> Exercise instructions: Seek out every line containing the word "Mendes", and copy each.

* BEGIN Task data *

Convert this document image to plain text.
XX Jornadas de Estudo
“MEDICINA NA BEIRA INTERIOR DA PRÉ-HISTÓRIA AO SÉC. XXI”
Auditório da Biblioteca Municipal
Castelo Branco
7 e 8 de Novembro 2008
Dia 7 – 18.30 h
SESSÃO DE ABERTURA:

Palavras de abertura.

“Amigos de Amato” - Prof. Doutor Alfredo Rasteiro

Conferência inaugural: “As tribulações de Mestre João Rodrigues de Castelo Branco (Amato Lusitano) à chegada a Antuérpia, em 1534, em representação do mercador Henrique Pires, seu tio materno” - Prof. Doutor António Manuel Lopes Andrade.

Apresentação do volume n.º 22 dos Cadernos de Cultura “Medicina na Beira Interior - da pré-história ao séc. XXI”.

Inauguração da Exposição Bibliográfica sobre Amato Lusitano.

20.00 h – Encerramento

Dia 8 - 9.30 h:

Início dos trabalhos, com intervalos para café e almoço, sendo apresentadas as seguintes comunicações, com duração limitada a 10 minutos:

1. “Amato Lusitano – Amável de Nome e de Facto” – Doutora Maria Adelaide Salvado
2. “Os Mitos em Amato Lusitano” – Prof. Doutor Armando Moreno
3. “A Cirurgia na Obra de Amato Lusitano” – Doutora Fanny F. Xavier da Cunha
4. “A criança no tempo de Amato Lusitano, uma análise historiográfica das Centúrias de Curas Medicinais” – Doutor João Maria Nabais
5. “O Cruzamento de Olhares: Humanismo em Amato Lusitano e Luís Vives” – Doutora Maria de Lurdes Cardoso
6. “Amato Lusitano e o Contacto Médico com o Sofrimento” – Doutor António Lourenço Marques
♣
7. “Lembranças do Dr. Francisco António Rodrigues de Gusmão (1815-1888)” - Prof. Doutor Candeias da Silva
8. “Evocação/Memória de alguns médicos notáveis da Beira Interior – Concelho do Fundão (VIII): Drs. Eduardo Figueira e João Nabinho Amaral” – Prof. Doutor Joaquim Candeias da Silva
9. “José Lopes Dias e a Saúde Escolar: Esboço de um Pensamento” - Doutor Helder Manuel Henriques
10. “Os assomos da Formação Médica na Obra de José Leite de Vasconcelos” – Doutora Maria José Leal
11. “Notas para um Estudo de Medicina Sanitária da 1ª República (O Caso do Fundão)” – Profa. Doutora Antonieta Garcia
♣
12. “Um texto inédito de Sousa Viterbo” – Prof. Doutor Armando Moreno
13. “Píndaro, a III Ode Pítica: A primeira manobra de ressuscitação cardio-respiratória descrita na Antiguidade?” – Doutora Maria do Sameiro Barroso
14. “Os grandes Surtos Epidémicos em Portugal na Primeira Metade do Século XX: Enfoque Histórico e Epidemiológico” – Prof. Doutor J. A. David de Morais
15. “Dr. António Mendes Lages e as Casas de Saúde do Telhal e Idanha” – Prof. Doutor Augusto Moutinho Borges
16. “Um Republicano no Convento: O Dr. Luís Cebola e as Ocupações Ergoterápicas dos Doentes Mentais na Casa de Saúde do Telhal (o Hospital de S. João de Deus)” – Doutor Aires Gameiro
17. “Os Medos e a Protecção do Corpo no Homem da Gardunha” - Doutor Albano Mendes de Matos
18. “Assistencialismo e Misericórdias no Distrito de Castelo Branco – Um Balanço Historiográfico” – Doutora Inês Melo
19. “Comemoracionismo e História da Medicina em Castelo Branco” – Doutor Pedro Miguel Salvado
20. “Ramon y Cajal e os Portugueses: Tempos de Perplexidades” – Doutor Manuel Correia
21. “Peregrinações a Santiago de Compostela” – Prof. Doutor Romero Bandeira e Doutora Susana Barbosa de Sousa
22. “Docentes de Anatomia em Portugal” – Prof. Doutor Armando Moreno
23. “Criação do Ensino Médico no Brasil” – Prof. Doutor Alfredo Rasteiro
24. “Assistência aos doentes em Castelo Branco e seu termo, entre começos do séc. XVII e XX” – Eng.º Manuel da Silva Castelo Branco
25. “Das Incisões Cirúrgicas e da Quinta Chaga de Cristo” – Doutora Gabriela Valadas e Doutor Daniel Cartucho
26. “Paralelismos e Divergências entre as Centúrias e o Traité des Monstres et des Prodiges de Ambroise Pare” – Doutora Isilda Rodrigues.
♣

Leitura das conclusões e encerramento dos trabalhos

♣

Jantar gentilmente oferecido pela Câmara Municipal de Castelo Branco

* END Task data *

> Exercise solution:
15. “Dr. António Mendes Lages e as Casas de Saúde do Telhal e Idanha” – Prof. Doutor Augusto Moutinho Borges
17. “Os Medos e a Protecção do Corpo no Homem da Gardunha” - Doutor Albano Mendes de Matos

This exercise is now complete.